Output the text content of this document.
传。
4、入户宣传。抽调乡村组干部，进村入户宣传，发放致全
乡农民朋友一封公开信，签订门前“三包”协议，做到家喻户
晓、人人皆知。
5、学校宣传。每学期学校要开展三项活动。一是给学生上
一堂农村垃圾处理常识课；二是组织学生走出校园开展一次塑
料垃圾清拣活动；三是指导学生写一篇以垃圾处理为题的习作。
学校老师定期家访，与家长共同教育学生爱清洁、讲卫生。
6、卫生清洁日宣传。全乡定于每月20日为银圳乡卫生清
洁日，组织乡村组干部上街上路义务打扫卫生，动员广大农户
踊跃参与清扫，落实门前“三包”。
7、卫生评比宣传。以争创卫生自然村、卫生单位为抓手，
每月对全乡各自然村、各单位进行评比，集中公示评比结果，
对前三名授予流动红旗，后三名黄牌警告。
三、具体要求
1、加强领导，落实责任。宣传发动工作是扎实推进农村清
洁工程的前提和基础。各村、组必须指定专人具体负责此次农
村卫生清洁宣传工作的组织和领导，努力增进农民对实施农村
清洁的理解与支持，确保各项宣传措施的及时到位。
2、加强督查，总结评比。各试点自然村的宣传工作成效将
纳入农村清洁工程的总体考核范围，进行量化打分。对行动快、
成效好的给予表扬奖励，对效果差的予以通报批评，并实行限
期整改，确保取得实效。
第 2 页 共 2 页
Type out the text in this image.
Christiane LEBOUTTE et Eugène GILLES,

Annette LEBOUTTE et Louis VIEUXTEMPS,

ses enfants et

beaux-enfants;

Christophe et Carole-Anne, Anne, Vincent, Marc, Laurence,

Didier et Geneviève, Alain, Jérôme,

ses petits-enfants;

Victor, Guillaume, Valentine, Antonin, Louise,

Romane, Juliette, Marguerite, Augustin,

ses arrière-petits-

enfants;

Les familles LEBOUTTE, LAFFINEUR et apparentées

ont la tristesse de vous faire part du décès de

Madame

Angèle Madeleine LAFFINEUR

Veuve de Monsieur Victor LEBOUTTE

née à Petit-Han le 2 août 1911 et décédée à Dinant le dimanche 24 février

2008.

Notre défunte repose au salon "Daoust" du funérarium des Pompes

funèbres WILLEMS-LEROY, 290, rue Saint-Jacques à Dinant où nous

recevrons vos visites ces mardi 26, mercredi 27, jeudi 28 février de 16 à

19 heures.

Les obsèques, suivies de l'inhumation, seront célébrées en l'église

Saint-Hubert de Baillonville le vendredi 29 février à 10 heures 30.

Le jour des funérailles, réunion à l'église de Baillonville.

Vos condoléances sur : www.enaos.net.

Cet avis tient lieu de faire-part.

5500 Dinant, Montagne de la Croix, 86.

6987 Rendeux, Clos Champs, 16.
________
Problem to solve :: Copy each line containing the word "faire" from the data.

Written answer ::
ont la tristesse de vous faire part du décès de
Cet avis tient lieu de faire-part.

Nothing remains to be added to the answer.